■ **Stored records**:

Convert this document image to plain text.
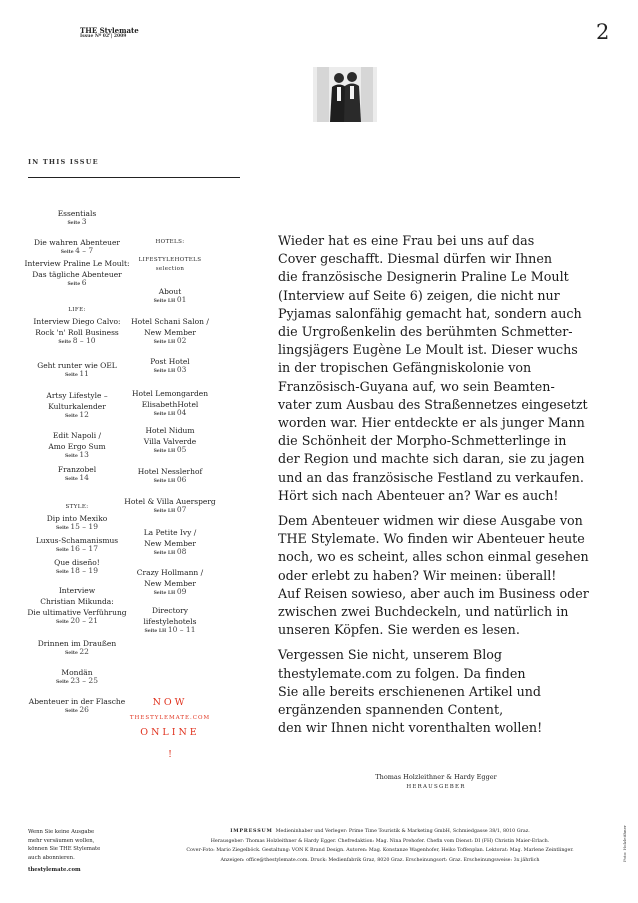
THE Stylemate
Issue Nº 02 | 2009	2
IN THIS ISSUE
Essentials
Seite 3
Die wahren Abenteuer
Seite 4 – 7
Interview Praline Le Moult:
Das tägliche Abenteuer
Seite 6
LIFE:
Interview Diego Calvo:
Rock 'n' Roll Business
Seite 8 – 10
Geht runter wie OEL
Seite 11
Artsy Lifestyle –
Kulturkalender
Seite 12
Edit Napoli /
Amo Ergo Sum
Seite 13
Franzobel
Seite 14
STYLE:
Dip into Mexiko
Seite 15 – 19
Luxus-Schamanismus
Seite 16 – 17
Que diseño!
Seite 18 – 19
Interview
Christian Mikunda:
Die ultimative Verführung
Seite 20 – 21
Drinnen im Draußen
Seite 22
Mondän
Seite 23 – 25
Abenteuer in der Flasche
Seite 26
HOTELS:
LIFESTYLEHOTELS
selection
About
Seite LH 01
Hotel Schani Salon /
New Member
Seite LH 02
Post Hotel
Seite LH 03
Hotel Lemongarden
ElisabethHotel
Seite LH 04
Hotel Nidum
Villa Valverde
Seite LH 05
Hotel Nesslerhof
Seite LH 06
Hotel & Villa Auersperg
Seite LH 07
La Petite Ivy /
New Member
Seite LH 08
Crazy Hollmann /
New Member
Seite LH 09
Directory
lifestylehotels
Seite LH 10 – 11
NOW
THESTYLEMATE.COM
ONLINE
!

Wieder hat es eine Frau bei uns auf das
Cover geschafft. Diesmal dürfen wir Ihnen
die französische Designerin Praline Le Moult
(Interview auf Seite 6) zeigen, die nicht nur
Pyjamas salonfähig gemacht hat, sondern auch
die Urgroßenkelin des berühmten Schmetter-
lingsjägers Eugène Le Moult ist. Dieser wuchs
in der tropischen Gefängniskolonie von
Französisch-Guyana auf, wo sein Beamten-
vater zum Ausbau des Straßennetzes eingesetzt
worden war. Hier entdeckte er als junger Mann
die Schönheit der Morpho-Schmetterlinge in
der Region und machte sich daran, sie zu jagen
und an das französische Festland zu verkaufen.
Hört sich nach Abenteuer an? War es auch!

Dem Abenteuer widmen wir diese Ausgabe von
THE Stylemate. Wo finden wir Abenteuer heute
noch, wo es scheint, alles schon einmal gesehen
oder erlebt zu haben? Wir meinen: überall!
Auf Reisen sowieso, aber auch im Business oder
zwischen zwei Buchdeckeln, und natürlich in
unseren Köpfen. Sie werden es lesen.

Vergessen Sie nicht, unserem Blog
thestylemate.com zu folgen. Da finden
Sie alle bereits erschienenen Artikel und
ergänzenden spannenden Content,
den wir Ihnen nicht vorenthalten wollen!

Thomas Holzleithner & Hardy Egger
HERAUSGEBER
Wenn Sie keine Ausgabe
mehr versäumen wollen,
können Sie THE Stylemate
auch abonnieren.
thestylemate.com
IMPRESSUM Medieninhaber und Verleger: Prime Time Touristik & Marketing GmbH, Schmiedgasse 38/1, 8010 Graz.
Herausgeber: Thomas Holzleithner & Hardy Egger. Chefredaktion: Mag. Nina Prehofer. Chefin vom Dienst: DI (FH) Christin Maier-Erlach.
Cover-Foto: Mario Ziegelböck. Gestaltung: VON K Brand Design. Autoren: Mag. Konstanze Wagenhofer, Heiko Toffenplan. Lektorat: Mag. Marlene Zeintlinger.
Anzeigen: office@thestylemate.com. Druck: Medienfabrik Graz, 8020 Graz. Erscheinungsort: Graz. Erscheinungsweise: 3x jährlich	Foto: Holzleithner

■ **WHAT THE TASK ASKS**: Keep every word of the data as it is when you write it out, but drop the pictures.

■ **FULL OUTPUT**:
Convert this document image to plain text.
THE Stylemate
Issue Nº 02 | 2009	2
IN THIS ISSUE
Essentials
Seite 3
Die wahren Abenteuer
Seite 4 – 7
Interview Praline Le Moult:
Das tägliche Abenteuer
Seite 6
LIFE:
Interview Diego Calvo:
Rock 'n' Roll Business
Seite 8 – 10
Geht runter wie OEL
Seite 11
Artsy Lifestyle –
Kulturkalender
Seite 12
Edit Napoli /
Amo Ergo Sum
Seite 13
Franzobel
Seite 14
STYLE:
Dip into Mexiko
Seite 15 – 19
Luxus-Schamanismus
Seite 16 – 17
Que diseño!
Seite 18 – 19
Interview
Christian Mikunda:
Die ultimative Verführung
Seite 20 – 21
Drinnen im Draußen
Seite 22
Mondän
Seite 23 – 25
Abenteuer in der Flasche
Seite 26
HOTELS:
LIFESTYLEHOTELS
selection
About
Seite LH 01
Hotel Schani Salon /
New Member
Seite LH 02
Post Hotel
Seite LH 03
Hotel Lemongarden
ElisabethHotel
Seite LH 04
Hotel Nidum
Villa Valverde
Seite LH 05
Hotel Nesslerhof
Seite LH 06
Hotel & Villa Auersperg
Seite LH 07
La Petite Ivy /
New Member
Seite LH 08
Crazy Hollmann /
New Member
Seite LH 09
Directory
lifestylehotels
Seite LH 10 – 11
NOW
THESTYLEMATE.COM
ONLINE
!

Wieder hat es eine Frau bei uns auf das
Cover geschafft. Diesmal dürfen wir Ihnen
die französische Designerin Praline Le Moult
(Interview auf Seite 6) zeigen, die nicht nur
Pyjamas salonfähig gemacht hat, sondern auch
die Urgroßenkelin des berühmten Schmetter-
lingsjägers Eugène Le Moult ist. Dieser wuchs
in der tropischen Gefängniskolonie von
Französisch-Guyana auf, wo sein Beamten-
vater zum Ausbau des Straßennetzes eingesetzt
worden war. Hier entdeckte er als junger Mann
die Schönheit der Morpho-Schmetterlinge in
der Region und machte sich daran, sie zu jagen
und an das französische Festland zu verkaufen.
Hört sich nach Abenteuer an? War es auch!

Dem Abenteuer widmen wir diese Ausgabe von
THE Stylemate. Wo finden wir Abenteuer heute
noch, wo es scheint, alles schon einmal gesehen
oder erlebt zu haben? Wir meinen: überall!
Auf Reisen sowieso, aber auch im Business oder
zwischen zwei Buchdeckeln, und natürlich in
unseren Köpfen. Sie werden es lesen.

Vergessen Sie nicht, unserem Blog
thestylemate.com zu folgen. Da finden
Sie alle bereits erschienenen Artikel und
ergänzenden spannenden Content,
den wir Ihnen nicht vorenthalten wollen!

Thomas Holzleithner & Hardy Egger
HERAUSGEBER
Wenn Sie keine Ausgabe
mehr versäumen wollen,
können Sie THE Stylemate
auch abonnieren.
thestylemate.com
IMPRESSUM Medieninhaber und Verleger: Prime Time Touristik & Marketing GmbH, Schmiedgasse 38/1, 8010 Graz.
Herausgeber: Thomas Holzleithner & Hardy Egger. Chefredaktion: Mag. Nina Prehofer. Chefin vom Dienst: DI (FH) Christin Maier-Erlach.
Cover-Foto: Mario Ziegelböck. Gestaltung: VON K Brand Design. Autoren: Mag. Konstanze Wagenhofer, Heiko Toffenplan. Lektorat: Mag. Marlene Zeintlinger.
Anzeigen: office@thestylemate.com. Druck: Medienfabrik Graz, 8020 Graz. Erscheinungsort: Graz. Erscheinungsweise: 3x jährlich	Foto: Holzleithner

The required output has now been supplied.